▸ **Stated goal**
Please write out the items word for word, from the first line through the line containing "Bar bbox=[203, 180, 221, 215]", both included.

▸ **Data to use**

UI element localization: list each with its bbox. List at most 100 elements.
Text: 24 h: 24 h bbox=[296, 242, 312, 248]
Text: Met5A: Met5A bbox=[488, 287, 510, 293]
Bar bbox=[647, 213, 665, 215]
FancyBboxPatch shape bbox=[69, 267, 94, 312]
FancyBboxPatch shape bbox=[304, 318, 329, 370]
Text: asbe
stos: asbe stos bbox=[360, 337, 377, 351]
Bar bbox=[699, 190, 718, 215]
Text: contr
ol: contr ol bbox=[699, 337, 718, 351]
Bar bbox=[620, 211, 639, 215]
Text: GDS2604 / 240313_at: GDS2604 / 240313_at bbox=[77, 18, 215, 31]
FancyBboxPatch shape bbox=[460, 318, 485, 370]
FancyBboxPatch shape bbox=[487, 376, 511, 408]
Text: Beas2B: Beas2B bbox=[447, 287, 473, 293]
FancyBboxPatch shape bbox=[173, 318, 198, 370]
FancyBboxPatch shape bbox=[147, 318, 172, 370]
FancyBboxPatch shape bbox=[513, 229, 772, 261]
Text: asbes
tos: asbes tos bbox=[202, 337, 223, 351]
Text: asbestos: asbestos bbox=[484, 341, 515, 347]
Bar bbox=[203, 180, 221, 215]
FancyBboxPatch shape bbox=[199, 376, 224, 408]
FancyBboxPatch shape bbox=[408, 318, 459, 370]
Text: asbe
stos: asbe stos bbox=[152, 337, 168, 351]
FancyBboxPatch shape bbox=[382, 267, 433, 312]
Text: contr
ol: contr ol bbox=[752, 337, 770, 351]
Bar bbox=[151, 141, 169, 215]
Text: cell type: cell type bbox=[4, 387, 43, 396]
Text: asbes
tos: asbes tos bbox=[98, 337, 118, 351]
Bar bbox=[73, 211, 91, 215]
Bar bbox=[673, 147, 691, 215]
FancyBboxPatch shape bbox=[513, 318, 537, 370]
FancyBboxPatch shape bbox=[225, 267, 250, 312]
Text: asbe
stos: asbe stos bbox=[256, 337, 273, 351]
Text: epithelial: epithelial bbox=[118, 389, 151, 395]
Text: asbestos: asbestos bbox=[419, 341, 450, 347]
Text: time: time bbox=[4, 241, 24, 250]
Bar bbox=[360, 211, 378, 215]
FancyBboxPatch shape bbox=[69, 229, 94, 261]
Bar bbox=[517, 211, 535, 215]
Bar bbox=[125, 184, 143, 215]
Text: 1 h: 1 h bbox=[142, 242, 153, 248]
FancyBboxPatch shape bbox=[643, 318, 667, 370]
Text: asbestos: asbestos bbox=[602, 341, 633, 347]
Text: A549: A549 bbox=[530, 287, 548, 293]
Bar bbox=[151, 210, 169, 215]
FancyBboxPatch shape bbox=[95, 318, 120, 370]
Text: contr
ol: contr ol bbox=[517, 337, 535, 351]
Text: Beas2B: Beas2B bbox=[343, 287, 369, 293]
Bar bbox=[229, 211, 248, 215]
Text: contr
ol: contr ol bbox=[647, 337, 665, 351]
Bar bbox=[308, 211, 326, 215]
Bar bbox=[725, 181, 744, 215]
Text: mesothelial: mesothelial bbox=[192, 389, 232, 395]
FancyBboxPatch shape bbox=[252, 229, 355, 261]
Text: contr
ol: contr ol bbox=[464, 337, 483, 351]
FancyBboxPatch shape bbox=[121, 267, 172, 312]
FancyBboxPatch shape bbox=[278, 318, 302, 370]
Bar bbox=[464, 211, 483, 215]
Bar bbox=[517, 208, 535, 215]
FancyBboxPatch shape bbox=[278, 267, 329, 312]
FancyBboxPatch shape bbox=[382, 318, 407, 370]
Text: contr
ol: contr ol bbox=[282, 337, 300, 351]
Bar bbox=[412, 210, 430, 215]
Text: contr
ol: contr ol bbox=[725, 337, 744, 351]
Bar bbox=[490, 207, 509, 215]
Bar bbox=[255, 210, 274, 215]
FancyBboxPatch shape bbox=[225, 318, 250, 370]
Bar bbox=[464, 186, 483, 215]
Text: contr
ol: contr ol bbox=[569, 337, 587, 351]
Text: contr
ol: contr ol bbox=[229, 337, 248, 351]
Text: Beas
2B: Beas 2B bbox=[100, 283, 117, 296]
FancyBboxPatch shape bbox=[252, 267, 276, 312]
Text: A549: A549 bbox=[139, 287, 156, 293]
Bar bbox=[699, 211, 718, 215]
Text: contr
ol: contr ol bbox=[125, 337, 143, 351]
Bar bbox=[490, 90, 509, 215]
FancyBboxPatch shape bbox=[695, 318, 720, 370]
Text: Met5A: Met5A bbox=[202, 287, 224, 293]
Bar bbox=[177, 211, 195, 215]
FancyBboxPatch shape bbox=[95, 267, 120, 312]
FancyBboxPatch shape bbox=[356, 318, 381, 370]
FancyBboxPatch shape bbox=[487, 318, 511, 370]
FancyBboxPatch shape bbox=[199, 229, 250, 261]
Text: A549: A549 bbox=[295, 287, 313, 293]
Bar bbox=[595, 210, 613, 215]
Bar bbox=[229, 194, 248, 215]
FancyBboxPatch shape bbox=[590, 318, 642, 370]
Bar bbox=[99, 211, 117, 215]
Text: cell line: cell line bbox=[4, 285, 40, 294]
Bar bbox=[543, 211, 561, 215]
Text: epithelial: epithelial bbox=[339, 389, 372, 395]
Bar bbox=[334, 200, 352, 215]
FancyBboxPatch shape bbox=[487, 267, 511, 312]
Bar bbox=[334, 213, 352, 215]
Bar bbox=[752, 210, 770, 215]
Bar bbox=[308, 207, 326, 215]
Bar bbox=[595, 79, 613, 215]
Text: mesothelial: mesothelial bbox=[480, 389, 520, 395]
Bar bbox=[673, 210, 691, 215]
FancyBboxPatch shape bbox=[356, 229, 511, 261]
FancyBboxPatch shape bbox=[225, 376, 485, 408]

▸ **Problem solution**
UI element localization: list each with its bbox. List at most 100 elements.
Text: 24 h: 24 h bbox=[296, 242, 312, 248]
Text: Met5A: Met5A bbox=[488, 287, 510, 293]
Bar bbox=[647, 213, 665, 215]
FancyBboxPatch shape bbox=[69, 267, 94, 312]
FancyBboxPatch shape bbox=[304, 318, 329, 370]
Text: asbe
stos: asbe stos bbox=[360, 337, 377, 351]
Bar bbox=[699, 190, 718, 215]
Text: contr
ol: contr ol bbox=[699, 337, 718, 351]
Bar bbox=[620, 211, 639, 215]
Text: GDS2604 / 240313_at: GDS2604 / 240313_at bbox=[77, 18, 215, 31]
FancyBboxPatch shape bbox=[460, 318, 485, 370]
FancyBboxPatch shape bbox=[487, 376, 511, 408]
Text: Beas2B: Beas2B bbox=[447, 287, 473, 293]
FancyBboxPatch shape bbox=[173, 318, 198, 370]
FancyBboxPatch shape bbox=[147, 318, 172, 370]
FancyBboxPatch shape bbox=[513, 229, 772, 261]
Text: asbes
tos: asbes tos bbox=[202, 337, 223, 351]
Text: asbestos: asbestos bbox=[484, 341, 515, 347]
Bar bbox=[203, 180, 221, 215]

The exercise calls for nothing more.